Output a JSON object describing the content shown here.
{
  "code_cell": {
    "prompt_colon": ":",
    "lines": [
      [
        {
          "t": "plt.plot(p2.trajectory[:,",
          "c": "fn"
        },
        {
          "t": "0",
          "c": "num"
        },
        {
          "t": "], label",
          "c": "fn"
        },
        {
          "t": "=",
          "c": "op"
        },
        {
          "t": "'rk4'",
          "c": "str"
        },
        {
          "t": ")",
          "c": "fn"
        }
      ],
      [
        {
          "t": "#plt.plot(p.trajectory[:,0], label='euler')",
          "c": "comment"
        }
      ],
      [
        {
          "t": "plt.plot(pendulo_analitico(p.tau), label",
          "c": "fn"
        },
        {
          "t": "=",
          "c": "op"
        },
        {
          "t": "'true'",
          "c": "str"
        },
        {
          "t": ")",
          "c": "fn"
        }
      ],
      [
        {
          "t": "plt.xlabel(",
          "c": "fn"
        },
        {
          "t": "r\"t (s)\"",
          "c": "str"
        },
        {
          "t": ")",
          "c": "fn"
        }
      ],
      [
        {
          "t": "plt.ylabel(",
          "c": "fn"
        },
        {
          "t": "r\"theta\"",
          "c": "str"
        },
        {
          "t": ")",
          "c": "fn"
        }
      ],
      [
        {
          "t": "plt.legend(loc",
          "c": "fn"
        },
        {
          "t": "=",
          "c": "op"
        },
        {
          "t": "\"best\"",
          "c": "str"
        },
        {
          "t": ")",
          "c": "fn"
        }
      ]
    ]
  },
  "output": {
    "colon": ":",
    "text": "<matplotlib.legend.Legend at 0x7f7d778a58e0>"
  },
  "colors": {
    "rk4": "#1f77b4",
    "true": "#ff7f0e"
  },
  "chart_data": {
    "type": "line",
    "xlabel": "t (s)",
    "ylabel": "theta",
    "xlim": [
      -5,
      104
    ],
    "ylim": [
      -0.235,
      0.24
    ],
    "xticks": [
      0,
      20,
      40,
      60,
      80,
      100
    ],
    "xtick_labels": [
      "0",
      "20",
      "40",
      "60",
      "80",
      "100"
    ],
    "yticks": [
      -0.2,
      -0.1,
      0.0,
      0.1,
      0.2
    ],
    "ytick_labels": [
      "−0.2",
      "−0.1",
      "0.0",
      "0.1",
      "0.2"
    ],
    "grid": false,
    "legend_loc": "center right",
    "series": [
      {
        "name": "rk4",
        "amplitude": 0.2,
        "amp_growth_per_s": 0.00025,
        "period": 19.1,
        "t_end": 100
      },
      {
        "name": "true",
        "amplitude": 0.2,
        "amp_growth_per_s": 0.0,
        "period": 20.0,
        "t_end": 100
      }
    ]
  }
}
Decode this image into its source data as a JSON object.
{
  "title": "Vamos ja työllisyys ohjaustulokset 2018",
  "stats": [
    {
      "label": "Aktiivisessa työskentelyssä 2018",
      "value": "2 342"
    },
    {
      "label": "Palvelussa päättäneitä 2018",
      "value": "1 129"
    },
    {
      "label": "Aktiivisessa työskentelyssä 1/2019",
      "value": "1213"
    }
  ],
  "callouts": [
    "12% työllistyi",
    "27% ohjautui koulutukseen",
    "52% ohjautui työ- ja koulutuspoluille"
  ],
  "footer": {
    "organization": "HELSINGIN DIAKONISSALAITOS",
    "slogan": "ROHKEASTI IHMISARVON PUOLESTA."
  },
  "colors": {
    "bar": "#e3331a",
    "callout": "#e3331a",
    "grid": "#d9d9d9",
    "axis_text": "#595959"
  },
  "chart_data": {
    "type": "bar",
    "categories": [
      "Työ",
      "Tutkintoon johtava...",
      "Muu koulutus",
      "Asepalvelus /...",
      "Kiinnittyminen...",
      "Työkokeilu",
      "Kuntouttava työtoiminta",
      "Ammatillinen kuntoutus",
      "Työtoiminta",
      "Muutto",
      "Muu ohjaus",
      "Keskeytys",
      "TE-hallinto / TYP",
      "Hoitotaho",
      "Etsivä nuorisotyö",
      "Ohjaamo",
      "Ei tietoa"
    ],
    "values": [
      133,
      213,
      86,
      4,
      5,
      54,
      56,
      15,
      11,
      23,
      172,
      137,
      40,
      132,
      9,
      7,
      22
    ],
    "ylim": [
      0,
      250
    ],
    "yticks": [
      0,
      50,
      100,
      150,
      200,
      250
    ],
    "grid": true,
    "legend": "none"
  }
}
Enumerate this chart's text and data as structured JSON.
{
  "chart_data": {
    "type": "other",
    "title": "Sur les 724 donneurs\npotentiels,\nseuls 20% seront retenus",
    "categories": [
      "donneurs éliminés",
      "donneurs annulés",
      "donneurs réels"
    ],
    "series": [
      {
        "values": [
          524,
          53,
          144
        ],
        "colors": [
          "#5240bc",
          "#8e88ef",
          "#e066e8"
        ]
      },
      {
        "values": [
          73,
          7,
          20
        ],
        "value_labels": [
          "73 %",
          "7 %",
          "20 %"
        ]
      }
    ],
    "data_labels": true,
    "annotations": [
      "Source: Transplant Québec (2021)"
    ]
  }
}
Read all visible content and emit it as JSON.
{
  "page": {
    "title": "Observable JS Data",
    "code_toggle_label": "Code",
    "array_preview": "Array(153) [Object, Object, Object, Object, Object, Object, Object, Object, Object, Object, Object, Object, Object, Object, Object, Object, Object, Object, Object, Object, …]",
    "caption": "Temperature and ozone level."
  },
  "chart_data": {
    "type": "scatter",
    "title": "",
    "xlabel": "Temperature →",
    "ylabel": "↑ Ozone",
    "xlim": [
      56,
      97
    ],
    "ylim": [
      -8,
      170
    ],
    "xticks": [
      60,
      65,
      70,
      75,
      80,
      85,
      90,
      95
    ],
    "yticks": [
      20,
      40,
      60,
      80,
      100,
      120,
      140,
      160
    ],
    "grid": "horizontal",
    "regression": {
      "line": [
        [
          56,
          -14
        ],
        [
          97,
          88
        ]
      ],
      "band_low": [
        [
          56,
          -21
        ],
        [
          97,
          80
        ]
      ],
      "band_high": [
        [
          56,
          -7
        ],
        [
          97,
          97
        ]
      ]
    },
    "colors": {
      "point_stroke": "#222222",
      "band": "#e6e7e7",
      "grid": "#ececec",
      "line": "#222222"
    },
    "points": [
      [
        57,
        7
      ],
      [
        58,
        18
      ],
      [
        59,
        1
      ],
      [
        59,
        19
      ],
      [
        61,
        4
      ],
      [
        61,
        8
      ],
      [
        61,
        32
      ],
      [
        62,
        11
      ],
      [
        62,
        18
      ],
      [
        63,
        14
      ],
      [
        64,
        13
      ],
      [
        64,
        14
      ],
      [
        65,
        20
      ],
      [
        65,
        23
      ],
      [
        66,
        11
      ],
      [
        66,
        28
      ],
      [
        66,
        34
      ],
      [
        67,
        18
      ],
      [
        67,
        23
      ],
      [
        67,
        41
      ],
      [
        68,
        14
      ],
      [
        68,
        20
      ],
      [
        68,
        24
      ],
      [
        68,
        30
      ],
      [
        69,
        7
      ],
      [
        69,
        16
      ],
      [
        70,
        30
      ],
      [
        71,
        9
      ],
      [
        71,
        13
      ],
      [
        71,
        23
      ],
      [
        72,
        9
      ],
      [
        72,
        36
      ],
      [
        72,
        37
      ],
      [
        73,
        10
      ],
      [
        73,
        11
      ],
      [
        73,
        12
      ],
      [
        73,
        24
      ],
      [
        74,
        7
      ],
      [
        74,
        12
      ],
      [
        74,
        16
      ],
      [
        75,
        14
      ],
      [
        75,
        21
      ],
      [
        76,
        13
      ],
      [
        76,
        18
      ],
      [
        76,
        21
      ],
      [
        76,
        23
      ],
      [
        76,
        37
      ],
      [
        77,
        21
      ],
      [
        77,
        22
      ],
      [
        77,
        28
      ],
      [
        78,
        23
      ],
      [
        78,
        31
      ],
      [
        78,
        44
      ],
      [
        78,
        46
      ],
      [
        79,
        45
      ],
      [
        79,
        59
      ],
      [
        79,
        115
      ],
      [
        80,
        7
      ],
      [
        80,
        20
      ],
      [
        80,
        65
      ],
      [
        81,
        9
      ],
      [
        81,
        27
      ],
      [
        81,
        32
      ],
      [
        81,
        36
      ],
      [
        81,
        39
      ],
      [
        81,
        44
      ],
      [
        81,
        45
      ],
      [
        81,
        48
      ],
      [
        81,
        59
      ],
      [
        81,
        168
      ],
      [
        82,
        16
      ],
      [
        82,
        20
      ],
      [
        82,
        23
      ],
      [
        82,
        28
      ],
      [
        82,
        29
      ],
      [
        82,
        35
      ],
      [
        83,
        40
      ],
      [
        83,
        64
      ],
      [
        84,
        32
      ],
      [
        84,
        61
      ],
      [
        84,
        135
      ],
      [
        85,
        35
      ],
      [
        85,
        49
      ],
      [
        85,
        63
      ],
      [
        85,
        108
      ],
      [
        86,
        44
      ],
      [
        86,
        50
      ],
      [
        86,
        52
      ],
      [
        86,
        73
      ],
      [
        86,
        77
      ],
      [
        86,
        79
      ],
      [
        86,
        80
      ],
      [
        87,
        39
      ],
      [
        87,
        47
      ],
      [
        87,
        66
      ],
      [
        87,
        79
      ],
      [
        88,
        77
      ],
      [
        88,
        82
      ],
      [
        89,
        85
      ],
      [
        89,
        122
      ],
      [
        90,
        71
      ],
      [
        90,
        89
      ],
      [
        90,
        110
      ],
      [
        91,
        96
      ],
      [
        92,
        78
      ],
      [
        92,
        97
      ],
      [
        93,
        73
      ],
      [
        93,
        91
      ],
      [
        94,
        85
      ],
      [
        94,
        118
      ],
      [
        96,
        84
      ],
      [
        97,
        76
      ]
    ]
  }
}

--------------------------------

Stated goal:
Extract every line above containing the word "ylabel".

Exercise result:
          "t": "plt.ylabel(",
    "ylabel": "theta",
    "ylabel": "↑ Ozone",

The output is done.